Given task: Pictures aside, write out every record exactly as it appears.

** BEGIN **

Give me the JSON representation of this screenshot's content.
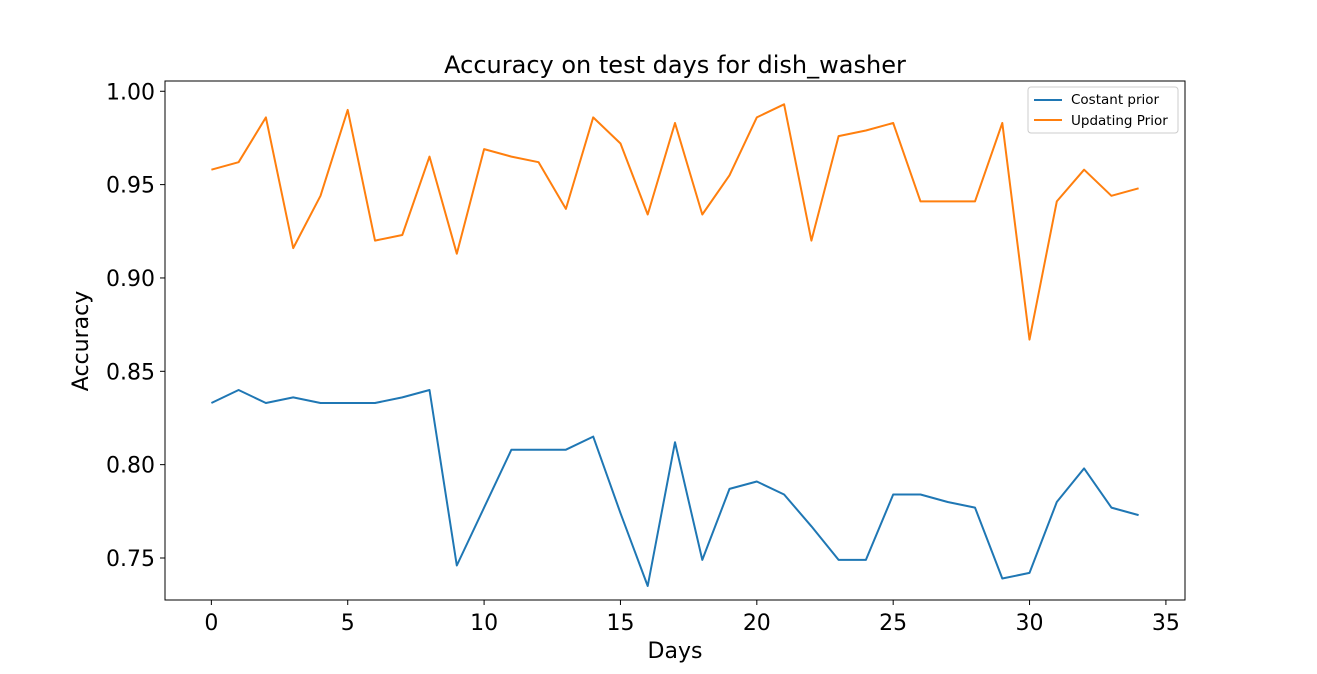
{
  "chart_data": {
    "type": "line",
    "title": "Accuracy on test days for dish_washer",
    "xlabel": "Days",
    "ylabel": "Accuracy",
    "xlim": [
      -1.7,
      35.7
    ],
    "ylim": [
      0.7275,
      1.0055
    ],
    "xticks": [
      0,
      5,
      10,
      15,
      20,
      25,
      30,
      35
    ],
    "yticks": [
      0.75,
      0.8,
      0.85,
      0.9,
      0.95,
      1.0
    ],
    "ytick_labels": [
      "0.75",
      "0.80",
      "0.85",
      "0.90",
      "0.95",
      "1.00"
    ],
    "grid": false,
    "legend_position": "top-right",
    "x": [
      0,
      1,
      2,
      3,
      4,
      5,
      6,
      7,
      8,
      9,
      10,
      11,
      12,
      13,
      14,
      15,
      16,
      17,
      18,
      19,
      20,
      21,
      22,
      23,
      24,
      25,
      26,
      27,
      28,
      29,
      30,
      31,
      32,
      33,
      34
    ],
    "series": [
      {
        "name": "Costant prior",
        "color": "#1f77b4",
        "values": [
          0.833,
          0.84,
          0.833,
          0.836,
          0.833,
          0.833,
          0.833,
          0.836,
          0.84,
          0.746,
          0.777,
          0.808,
          0.808,
          0.808,
          0.815,
          0.774,
          0.735,
          0.812,
          0.749,
          0.787,
          0.791,
          0.784,
          0.767,
          0.749,
          0.749,
          0.784,
          0.784,
          0.78,
          0.777,
          0.739,
          0.742,
          0.78,
          0.798,
          0.777,
          0.773
        ]
      },
      {
        "name": "Updating Prior",
        "color": "#ff7f0e",
        "values": [
          0.958,
          0.962,
          0.986,
          0.916,
          0.944,
          0.99,
          0.92,
          0.923,
          0.965,
          0.913,
          0.969,
          0.965,
          0.962,
          0.937,
          0.986,
          0.972,
          0.934,
          0.983,
          0.934,
          0.955,
          0.986,
          0.993,
          0.92,
          0.976,
          0.979,
          0.983,
          0.941,
          0.941,
          0.941,
          0.983,
          0.867,
          0.941,
          0.958,
          0.944,
          0.948
        ]
      }
    ]
  }
}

** END **

The solution:
Give me the JSON representation of this screenshot's content.
{
  "chart_data": {
    "type": "line",
    "title": "Accuracy on test days for dish_washer",
    "xlabel": "Days",
    "ylabel": "Accuracy",
    "xlim": [
      -1.7,
      35.7
    ],
    "ylim": [
      0.7275,
      1.0055
    ],
    "xticks": [
      0,
      5,
      10,
      15,
      20,
      25,
      30,
      35
    ],
    "yticks": [
      0.75,
      0.8,
      0.85,
      0.9,
      0.95,
      1.0
    ],
    "ytick_labels": [
      "0.75",
      "0.80",
      "0.85",
      "0.90",
      "0.95",
      "1.00"
    ],
    "grid": false,
    "legend_position": "top-right",
    "x": [
      0,
      1,
      2,
      3,
      4,
      5,
      6,
      7,
      8,
      9,
      10,
      11,
      12,
      13,
      14,
      15,
      16,
      17,
      18,
      19,
      20,
      21,
      22,
      23,
      24,
      25,
      26,
      27,
      28,
      29,
      30,
      31,
      32,
      33,
      34
    ],
    "series": [
      {
        "name": "Costant prior",
        "color": "#1f77b4",
        "values": [
          0.833,
          0.84,
          0.833,
          0.836,
          0.833,
          0.833,
          0.833,
          0.836,
          0.84,
          0.746,
          0.777,
          0.808,
          0.808,
          0.808,
          0.815,
          0.774,
          0.735,
          0.812,
          0.749,
          0.787,
          0.791,
          0.784,
          0.767,
          0.749,
          0.749,
          0.784,
          0.784,
          0.78,
          0.777,
          0.739,
          0.742,
          0.78,
          0.798,
          0.777,
          0.773
        ]
      },
      {
        "name": "Updating Prior",
        "color": "#ff7f0e",
        "values": [
          0.958,
          0.962,
          0.986,
          0.916,
          0.944,
          0.99,
          0.92,
          0.923,
          0.965,
          0.913,
          0.969,
          0.965,
          0.962,
          0.937,
          0.986,
          0.972,
          0.934,
          0.983,
          0.934,
          0.955,
          0.986,
          0.993,
          0.92,
          0.976,
          0.979,
          0.983,
          0.941,
          0.941,
          0.941,
          0.983,
          0.867,
          0.941,
          0.958,
          0.944,
          0.948
        ]
      }
    ]
  }
}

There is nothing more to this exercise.